(Stored records)
►
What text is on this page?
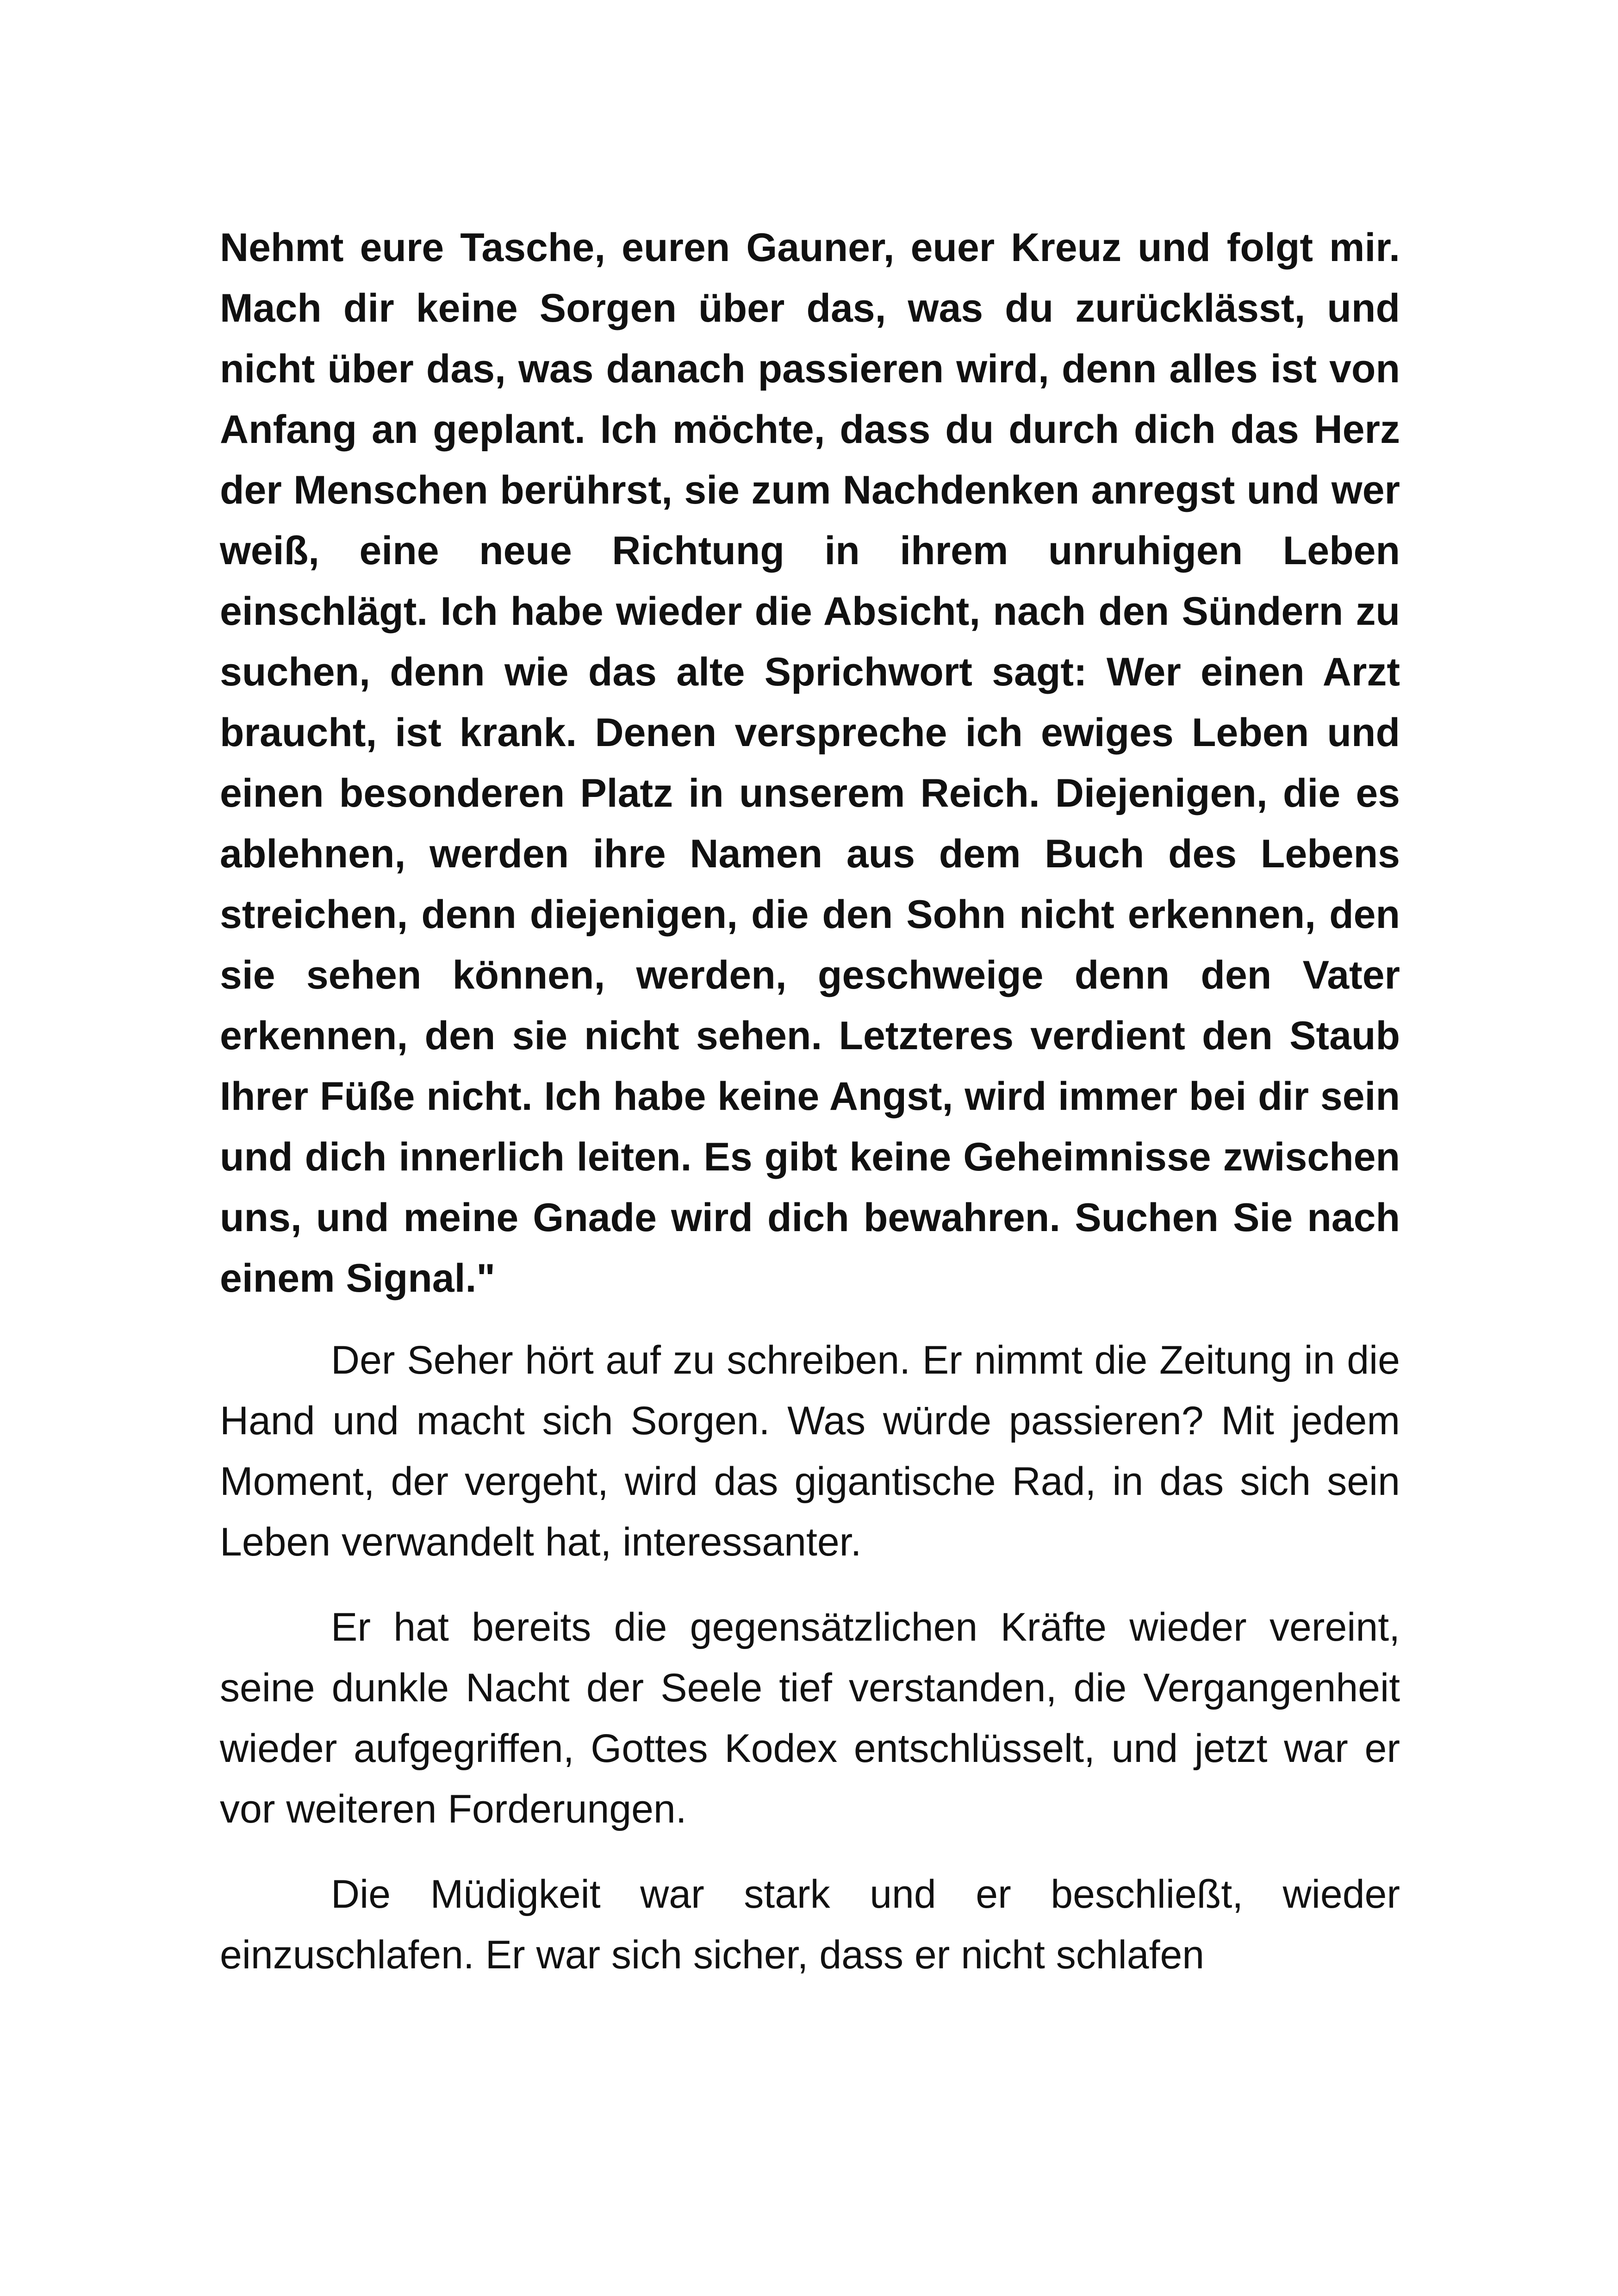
Nehmt eure Tasche, euren Gauner, euer Kreuz und folgt mir. Mach dir keine Sorgen über das, was du zurücklässt, und nicht über das, was danach passieren wird, denn alles ist von Anfang an geplant. Ich möchte, dass du durch dich das Herz der Menschen berührst, sie zum Nachdenken anregst und wer weiß, eine neue Richtung in ihrem unruhigen Leben einschlägt. Ich habe wieder die Absicht, nach den Sündern zu suchen, denn wie das alte Sprichwort sagt: Wer einen Arzt braucht, ist krank. Denen verspreche ich ewiges Leben und einen besonderen Platz in unserem Reich. Diejenigen, die es ablehnen, werden ihre Namen aus dem Buch des Lebens streichen, denn diejenigen, die den Sohn nicht erkennen, den sie sehen können, werden, geschweige denn den Vater erkennen, den sie nicht sehen. Letzteres verdient den Staub Ihrer Füße nicht. Ich habe keine Angst, wird immer bei dir sein und dich innerlich leiten. Es gibt keine Geheimnisse zwischen uns, und meine Gnade wird dich bewahren. Suchen Sie nach einem Signal."

Der Seher hört auf zu schreiben. Er nimmt die Zeitung in die Hand und macht sich Sorgen. Was würde passieren? Mit jedem Moment, der vergeht, wird das gigantische Rad, in das sich sein Leben verwandelt hat, interessanter.

Er hat bereits die gegensätzlichen Kräfte wieder vereint, seine dunkle Nacht der Seele tief verstanden, die Vergangenheit wieder aufgegriffen, Gottes Kodex entschlüsselt, und jetzt war er vor weiteren Forderungen.

Die Müdigkeit war stark und er beschließt, wieder einzuschlafen. Er war sich sicher, dass er nicht schlafen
◄
• [Given problem] Every record above should be written out again without change, except that the pictures are left out.

• [Exercise output]
What text is on this page?
Nehmt eure Tasche, euren Gauner, euer Kreuz und folgt mir. Mach dir keine Sorgen über das, was du zurücklässt, und nicht über das, was danach passieren wird, denn alles ist von Anfang an geplant. Ich möchte, dass du durch dich das Herz der Menschen berührst, sie zum Nachdenken anregst und wer weiß, eine neue Richtung in ihrem unruhigen Leben einschlägt. Ich habe wieder die Absicht, nach den Sündern zu suchen, denn wie das alte Sprichwort sagt: Wer einen Arzt braucht, ist krank. Denen verspreche ich ewiges Leben und einen besonderen Platz in unserem Reich. Diejenigen, die es ablehnen, werden ihre Namen aus dem Buch des Lebens streichen, denn diejenigen, die den Sohn nicht erkennen, den sie sehen können, werden, geschweige denn den Vater erkennen, den sie nicht sehen. Letzteres verdient den Staub Ihrer Füße nicht. Ich habe keine Angst, wird immer bei dir sein und dich innerlich leiten. Es gibt keine Geheimnisse zwischen uns, und meine Gnade wird dich bewahren. Suchen Sie nach einem Signal."

Der Seher hört auf zu schreiben. Er nimmt die Zeitung in die Hand und macht sich Sorgen. Was würde passieren? Mit jedem Moment, der vergeht, wird das gigantische Rad, in das sich sein Leben verwandelt hat, interessanter.

Er hat bereits die gegensätzlichen Kräfte wieder vereint, seine dunkle Nacht der Seele tief verstanden, die Vergangenheit wieder aufgegriffen, Gottes Kodex entschlüsselt, und jetzt war er vor weiteren Forderungen.

Die Müdigkeit war stark und er beschließt, wieder einzuschlafen. Er war sich sicher, dass er nicht schlafen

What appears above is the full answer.